— Start —

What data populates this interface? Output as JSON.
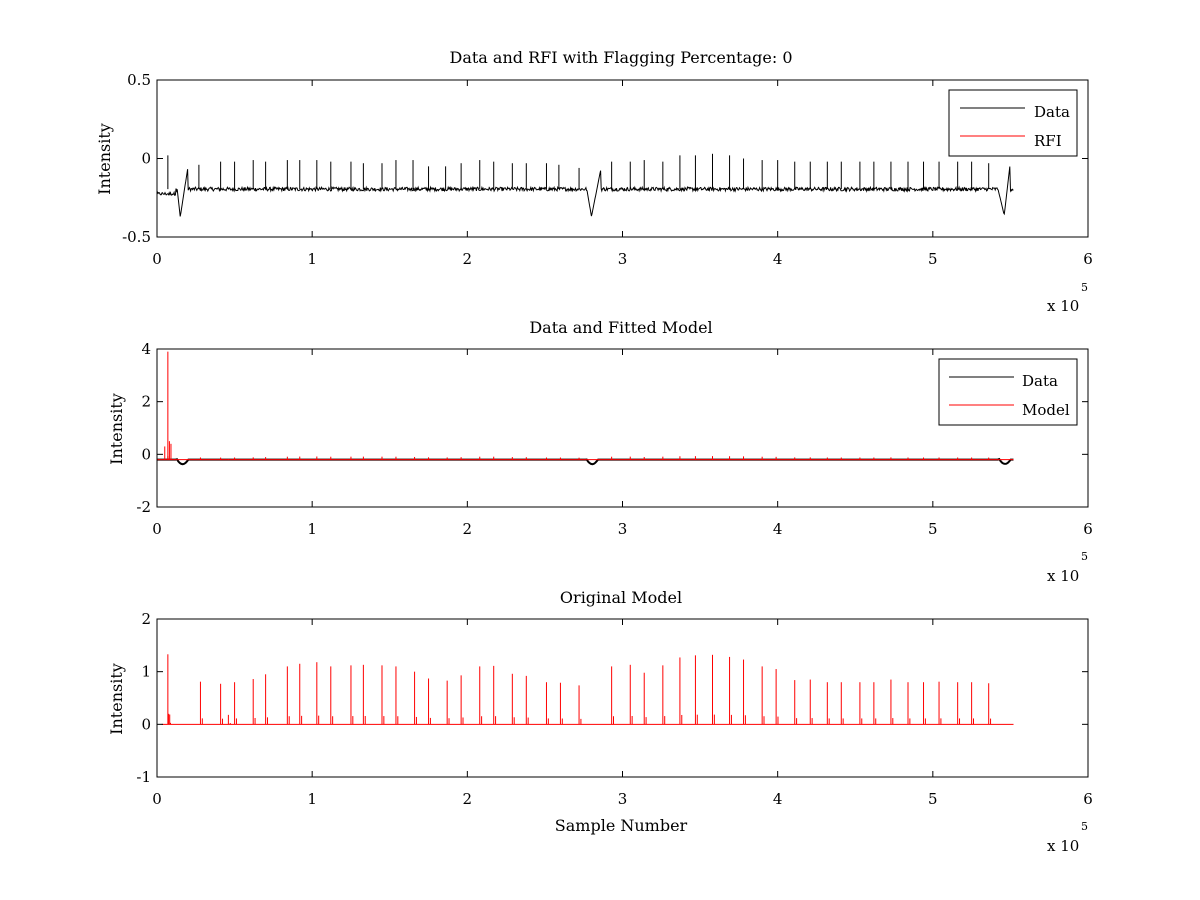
{
  "chart_data": [
    {
      "type": "line",
      "title": "Data and RFI with Flagging Percentage: 0",
      "xlabel": "",
      "ylabel": "Intensity",
      "xlim": [
        0,
        6
      ],
      "ylim": [
        -0.5,
        0.5
      ],
      "xticks": [
        "0",
        "1",
        "2",
        "3",
        "4",
        "5",
        "6"
      ],
      "yticks": [
        "-0.5",
        "0",
        "0.5"
      ],
      "x_multiplier": {
        "base": "x 10",
        "exponent": "5"
      },
      "legend": {
        "position": "top-right",
        "entries": [
          {
            "label": "Data",
            "color": "#000000"
          },
          {
            "label": "RFI",
            "color": "#ff0000"
          }
        ]
      },
      "series": [
        {
          "name": "Data",
          "color": "#000000",
          "x_range": [
            0,
            5.52
          ],
          "baseline": -0.195,
          "noise": 0.012,
          "spikes": [
            {
              "x": 0.07,
              "h": 0.02
            },
            {
              "x": 0.27,
              "h": -0.04
            },
            {
              "x": 0.41,
              "h": -0.02
            },
            {
              "x": 0.5,
              "h": -0.02
            },
            {
              "x": 0.62,
              "h": -0.01
            },
            {
              "x": 0.7,
              "h": -0.02
            },
            {
              "x": 0.84,
              "h": -0.01
            },
            {
              "x": 0.92,
              "h": -0.01
            },
            {
              "x": 1.03,
              "h": -0.01
            },
            {
              "x": 1.12,
              "h": -0.02
            },
            {
              "x": 1.25,
              "h": -0.02
            },
            {
              "x": 1.33,
              "h": -0.03
            },
            {
              "x": 1.45,
              "h": -0.03
            },
            {
              "x": 1.54,
              "h": -0.01
            },
            {
              "x": 1.65,
              "h": -0.01
            },
            {
              "x": 1.75,
              "h": -0.05
            },
            {
              "x": 1.86,
              "h": -0.05
            },
            {
              "x": 1.96,
              "h": -0.03
            },
            {
              "x": 2.08,
              "h": -0.01
            },
            {
              "x": 2.17,
              "h": -0.02
            },
            {
              "x": 2.29,
              "h": -0.03
            },
            {
              "x": 2.38,
              "h": -0.03
            },
            {
              "x": 2.51,
              "h": -0.03
            },
            {
              "x": 2.59,
              "h": -0.04
            },
            {
              "x": 2.72,
              "h": -0.06
            },
            {
              "x": 2.93,
              "h": -0.02
            },
            {
              "x": 3.05,
              "h": -0.02
            },
            {
              "x": 3.14,
              "h": -0.01
            },
            {
              "x": 3.26,
              "h": -0.02
            },
            {
              "x": 3.37,
              "h": 0.02
            },
            {
              "x": 3.47,
              "h": 0.02
            },
            {
              "x": 3.58,
              "h": 0.03
            },
            {
              "x": 3.69,
              "h": 0.02
            },
            {
              "x": 3.78,
              "h": 0.0
            },
            {
              "x": 3.9,
              "h": -0.01
            },
            {
              "x": 4.0,
              "h": -0.01
            },
            {
              "x": 4.11,
              "h": -0.02
            },
            {
              "x": 4.21,
              "h": -0.02
            },
            {
              "x": 4.32,
              "h": -0.02
            },
            {
              "x": 4.41,
              "h": -0.02
            },
            {
              "x": 4.53,
              "h": -0.02
            },
            {
              "x": 4.62,
              "h": -0.02
            },
            {
              "x": 4.73,
              "h": -0.02
            },
            {
              "x": 4.84,
              "h": -0.02
            },
            {
              "x": 4.94,
              "h": -0.02
            },
            {
              "x": 5.04,
              "h": -0.02
            },
            {
              "x": 5.16,
              "h": -0.02
            },
            {
              "x": 5.25,
              "h": -0.02
            },
            {
              "x": 5.36,
              "h": -0.03
            }
          ],
          "dips": [
            {
              "start": 0.13,
              "min": 0.15,
              "end": 0.2,
              "depth": -0.37,
              "rise_to": -0.05
            },
            {
              "start": 2.77,
              "min": 2.8,
              "end": 2.86,
              "depth": -0.37,
              "rise_to": -0.07
            },
            {
              "start": 5.42,
              "min": 5.46,
              "end": 5.5,
              "depth": -0.36,
              "rise_to": -0.02
            }
          ]
        },
        {
          "name": "RFI",
          "color": "#ff0000",
          "values": []
        }
      ]
    },
    {
      "type": "line",
      "title": "Data and Fitted Model",
      "xlabel": "",
      "ylabel": "Intensity",
      "xlim": [
        0,
        6
      ],
      "ylim": [
        -2,
        4
      ],
      "xticks": [
        "0",
        "1",
        "2",
        "3",
        "4",
        "5",
        "6"
      ],
      "yticks": [
        "-2",
        "0",
        "2",
        "4"
      ],
      "x_multiplier": {
        "base": "x 10",
        "exponent": "5"
      },
      "legend": {
        "position": "top-right",
        "entries": [
          {
            "label": "Data",
            "color": "#000000"
          },
          {
            "label": "Model",
            "color": "#ff0000"
          }
        ]
      },
      "series": [
        {
          "name": "Data",
          "color": "#000000",
          "x_range": [
            0,
            5.52
          ],
          "baseline": -0.2,
          "dips": [
            {
              "x": 0.16,
              "depth": -0.37
            },
            {
              "x": 2.8,
              "depth": -0.37
            },
            {
              "x": 5.46,
              "depth": -0.36
            }
          ]
        },
        {
          "name": "Model",
          "color": "#ff0000",
          "x_range": [
            0,
            5.52
          ],
          "baseline": -0.2,
          "peaks": [
            {
              "x": 0.05,
              "h": 0.3
            },
            {
              "x": 0.07,
              "h": 3.9
            },
            {
              "x": 0.08,
              "h": 0.5
            },
            {
              "x": 0.09,
              "h": 0.4
            }
          ]
        }
      ]
    },
    {
      "type": "line",
      "title": "Original Model",
      "xlabel": "Sample Number",
      "ylabel": "Intensity",
      "xlim": [
        0,
        6
      ],
      "ylim": [
        -1,
        2
      ],
      "xticks": [
        "0",
        "1",
        "2",
        "3",
        "4",
        "5",
        "6"
      ],
      "yticks": [
        "-1",
        "0",
        "1",
        "2"
      ],
      "x_multiplier": {
        "base": "x 10",
        "exponent": "5"
      },
      "series": [
        {
          "name": "Model",
          "color": "#ff0000",
          "x_range": [
            0.03,
            5.52
          ],
          "baseline": 0,
          "peaks": [
            {
              "x": 0.07,
              "h": 1.33
            },
            {
              "x": 0.075,
              "h": 0.2
            },
            {
              "x": 0.28,
              "h": 0.81
            },
            {
              "x": 0.41,
              "h": 0.77
            },
            {
              "x": 0.46,
              "h": 0.18
            },
            {
              "x": 0.5,
              "h": 0.8
            },
            {
              "x": 0.62,
              "h": 0.86
            },
            {
              "x": 0.7,
              "h": 0.95
            },
            {
              "x": 0.84,
              "h": 1.1
            },
            {
              "x": 0.92,
              "h": 1.15
            },
            {
              "x": 1.03,
              "h": 1.18
            },
            {
              "x": 1.12,
              "h": 1.1
            },
            {
              "x": 1.25,
              "h": 1.12
            },
            {
              "x": 1.33,
              "h": 1.13
            },
            {
              "x": 1.45,
              "h": 1.12
            },
            {
              "x": 1.54,
              "h": 1.1
            },
            {
              "x": 1.66,
              "h": 1.0
            },
            {
              "x": 1.75,
              "h": 0.87
            },
            {
              "x": 1.87,
              "h": 0.83
            },
            {
              "x": 1.96,
              "h": 0.93
            },
            {
              "x": 2.08,
              "h": 1.1
            },
            {
              "x": 2.17,
              "h": 1.11
            },
            {
              "x": 2.29,
              "h": 0.96
            },
            {
              "x": 2.38,
              "h": 0.92
            },
            {
              "x": 2.51,
              "h": 0.8
            },
            {
              "x": 2.6,
              "h": 0.79
            },
            {
              "x": 2.72,
              "h": 0.74
            },
            {
              "x": 2.93,
              "h": 1.1
            },
            {
              "x": 3.05,
              "h": 1.13
            },
            {
              "x": 3.14,
              "h": 0.98
            },
            {
              "x": 3.26,
              "h": 1.12
            },
            {
              "x": 3.37,
              "h": 1.27
            },
            {
              "x": 3.47,
              "h": 1.31
            },
            {
              "x": 3.58,
              "h": 1.32
            },
            {
              "x": 3.69,
              "h": 1.28
            },
            {
              "x": 3.78,
              "h": 1.23
            },
            {
              "x": 3.9,
              "h": 1.1
            },
            {
              "x": 3.99,
              "h": 1.05
            },
            {
              "x": 4.11,
              "h": 0.84
            },
            {
              "x": 4.21,
              "h": 0.85
            },
            {
              "x": 4.32,
              "h": 0.8
            },
            {
              "x": 4.41,
              "h": 0.8
            },
            {
              "x": 4.53,
              "h": 0.8
            },
            {
              "x": 4.62,
              "h": 0.8
            },
            {
              "x": 4.73,
              "h": 0.85
            },
            {
              "x": 4.84,
              "h": 0.8
            },
            {
              "x": 4.94,
              "h": 0.8
            },
            {
              "x": 5.04,
              "h": 0.81
            },
            {
              "x": 5.16,
              "h": 0.8
            },
            {
              "x": 5.25,
              "h": 0.8
            },
            {
              "x": 5.36,
              "h": 0.78
            }
          ]
        }
      ]
    }
  ]
}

— End —

■ What is asked ■
Find out how many lines in the listing contain the string "Model". Give the number alone.

■ Response ■
5